**Records provided:**
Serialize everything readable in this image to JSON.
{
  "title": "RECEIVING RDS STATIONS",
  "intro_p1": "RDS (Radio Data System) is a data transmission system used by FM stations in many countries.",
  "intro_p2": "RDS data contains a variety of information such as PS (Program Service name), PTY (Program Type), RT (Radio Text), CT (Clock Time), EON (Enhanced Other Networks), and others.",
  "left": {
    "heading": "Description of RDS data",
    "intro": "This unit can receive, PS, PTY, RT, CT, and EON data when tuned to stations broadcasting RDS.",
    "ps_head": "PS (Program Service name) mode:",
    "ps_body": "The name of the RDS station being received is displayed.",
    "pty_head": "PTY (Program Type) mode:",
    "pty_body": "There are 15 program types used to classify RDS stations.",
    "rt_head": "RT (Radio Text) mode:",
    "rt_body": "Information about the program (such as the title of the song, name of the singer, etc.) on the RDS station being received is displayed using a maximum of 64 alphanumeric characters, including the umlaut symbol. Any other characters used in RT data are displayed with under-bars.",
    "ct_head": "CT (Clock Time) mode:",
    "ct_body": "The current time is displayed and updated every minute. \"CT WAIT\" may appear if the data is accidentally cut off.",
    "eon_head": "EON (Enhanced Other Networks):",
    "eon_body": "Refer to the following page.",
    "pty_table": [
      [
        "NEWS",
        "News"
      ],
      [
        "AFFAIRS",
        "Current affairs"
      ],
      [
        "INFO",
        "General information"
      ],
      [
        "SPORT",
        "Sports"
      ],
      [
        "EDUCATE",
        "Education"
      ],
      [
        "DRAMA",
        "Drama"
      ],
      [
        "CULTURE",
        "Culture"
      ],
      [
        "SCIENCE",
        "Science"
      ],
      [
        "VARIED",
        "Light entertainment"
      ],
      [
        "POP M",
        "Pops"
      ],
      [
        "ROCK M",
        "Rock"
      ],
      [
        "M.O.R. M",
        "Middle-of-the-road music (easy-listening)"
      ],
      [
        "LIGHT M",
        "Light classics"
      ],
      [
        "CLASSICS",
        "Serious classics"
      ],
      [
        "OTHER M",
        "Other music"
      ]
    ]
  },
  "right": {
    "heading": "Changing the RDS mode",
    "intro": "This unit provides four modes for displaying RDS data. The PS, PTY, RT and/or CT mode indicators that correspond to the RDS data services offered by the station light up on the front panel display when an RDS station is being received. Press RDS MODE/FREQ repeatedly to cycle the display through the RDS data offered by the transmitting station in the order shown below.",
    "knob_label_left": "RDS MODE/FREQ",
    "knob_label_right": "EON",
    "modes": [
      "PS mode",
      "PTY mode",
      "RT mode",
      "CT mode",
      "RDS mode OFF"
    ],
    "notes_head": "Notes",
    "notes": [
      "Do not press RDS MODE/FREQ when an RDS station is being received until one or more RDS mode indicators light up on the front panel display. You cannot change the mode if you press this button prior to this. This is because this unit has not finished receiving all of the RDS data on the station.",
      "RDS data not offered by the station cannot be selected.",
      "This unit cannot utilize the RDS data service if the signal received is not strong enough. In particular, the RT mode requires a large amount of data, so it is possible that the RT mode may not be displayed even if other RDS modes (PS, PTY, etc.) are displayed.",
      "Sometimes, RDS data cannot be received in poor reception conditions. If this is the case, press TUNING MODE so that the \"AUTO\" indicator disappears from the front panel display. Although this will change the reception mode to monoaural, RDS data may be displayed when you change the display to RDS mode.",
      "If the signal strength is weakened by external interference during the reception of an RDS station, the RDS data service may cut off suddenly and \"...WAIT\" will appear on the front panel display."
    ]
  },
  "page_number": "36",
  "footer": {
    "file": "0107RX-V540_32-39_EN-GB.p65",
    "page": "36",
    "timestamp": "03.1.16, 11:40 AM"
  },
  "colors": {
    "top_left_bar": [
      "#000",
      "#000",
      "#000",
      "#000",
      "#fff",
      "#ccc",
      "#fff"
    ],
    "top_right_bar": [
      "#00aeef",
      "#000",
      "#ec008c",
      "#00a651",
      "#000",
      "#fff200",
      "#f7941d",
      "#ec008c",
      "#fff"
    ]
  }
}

**Goal:** Print every record exactly as it was given.

**Correct result:**
Serialize everything readable in this image to JSON.
{
  "title": "RECEIVING RDS STATIONS",
  "intro_p1": "RDS (Radio Data System) is a data transmission system used by FM stations in many countries.",
  "intro_p2": "RDS data contains a variety of information such as PS (Program Service name), PTY (Program Type), RT (Radio Text), CT (Clock Time), EON (Enhanced Other Networks), and others.",
  "left": {
    "heading": "Description of RDS data",
    "intro": "This unit can receive, PS, PTY, RT, CT, and EON data when tuned to stations broadcasting RDS.",
    "ps_head": "PS (Program Service name) mode:",
    "ps_body": "The name of the RDS station being received is displayed.",
    "pty_head": "PTY (Program Type) mode:",
    "pty_body": "There are 15 program types used to classify RDS stations.",
    "rt_head": "RT (Radio Text) mode:",
    "rt_body": "Information about the program (such as the title of the song, name of the singer, etc.) on the RDS station being received is displayed using a maximum of 64 alphanumeric characters, including the umlaut symbol. Any other characters used in RT data are displayed with under-bars.",
    "ct_head": "CT (Clock Time) mode:",
    "ct_body": "The current time is displayed and updated every minute. \"CT WAIT\" may appear if the data is accidentally cut off.",
    "eon_head": "EON (Enhanced Other Networks):",
    "eon_body": "Refer to the following page.",
    "pty_table": [
      [
        "NEWS",
        "News"
      ],
      [
        "AFFAIRS",
        "Current affairs"
      ],
      [
        "INFO",
        "General information"
      ],
      [
        "SPORT",
        "Sports"
      ],
      [
        "EDUCATE",
        "Education"
      ],
      [
        "DRAMA",
        "Drama"
      ],
      [
        "CULTURE",
        "Culture"
      ],
      [
        "SCIENCE",
        "Science"
      ],
      [
        "VARIED",
        "Light entertainment"
      ],
      [
        "POP M",
        "Pops"
      ],
      [
        "ROCK M",
        "Rock"
      ],
      [
        "M.O.R. M",
        "Middle-of-the-road music (easy-listening)"
      ],
      [
        "LIGHT M",
        "Light classics"
      ],
      [
        "CLASSICS",
        "Serious classics"
      ],
      [
        "OTHER M",
        "Other music"
      ]
    ]
  },
  "right": {
    "heading": "Changing the RDS mode",
    "intro": "This unit provides four modes for displaying RDS data. The PS, PTY, RT and/or CT mode indicators that correspond to the RDS data services offered by the station light up on the front panel display when an RDS station is being received. Press RDS MODE/FREQ repeatedly to cycle the display through the RDS data offered by the transmitting station in the order shown below.",
    "knob_label_left": "RDS MODE/FREQ",
    "knob_label_right": "EON",
    "modes": [
      "PS mode",
      "PTY mode",
      "RT mode",
      "CT mode",
      "RDS mode OFF"
    ],
    "notes_head": "Notes",
    "notes": [
      "Do not press RDS MODE/FREQ when an RDS station is being received until one or more RDS mode indicators light up on the front panel display. You cannot change the mode if you press this button prior to this. This is because this unit has not finished receiving all of the RDS data on the station.",
      "RDS data not offered by the station cannot be selected.",
      "This unit cannot utilize the RDS data service if the signal received is not strong enough. In particular, the RT mode requires a large amount of data, so it is possible that the RT mode may not be displayed even if other RDS modes (PS, PTY, etc.) are displayed.",
      "Sometimes, RDS data cannot be received in poor reception conditions. If this is the case, press TUNING MODE so that the \"AUTO\" indicator disappears from the front panel display. Although this will change the reception mode to monoaural, RDS data may be displayed when you change the display to RDS mode.",
      "If the signal strength is weakened by external interference during the reception of an RDS station, the RDS data service may cut off suddenly and \"...WAIT\" will appear on the front panel display."
    ]
  },
  "page_number": "36",
  "footer": {
    "file": "0107RX-V540_32-39_EN-GB.p65",
    "page": "36",
    "timestamp": "03.1.16, 11:40 AM"
  },
  "colors": {
    "top_left_bar": [
      "#000",
      "#000",
      "#000",
      "#000",
      "#fff",
      "#ccc",
      "#fff"
    ],
    "top_right_bar": [
      "#00aeef",
      "#000",
      "#ec008c",
      "#00a651",
      "#000",
      "#fff200",
      "#f7941d",
      "#ec008c",
      "#fff"
    ]
  }
}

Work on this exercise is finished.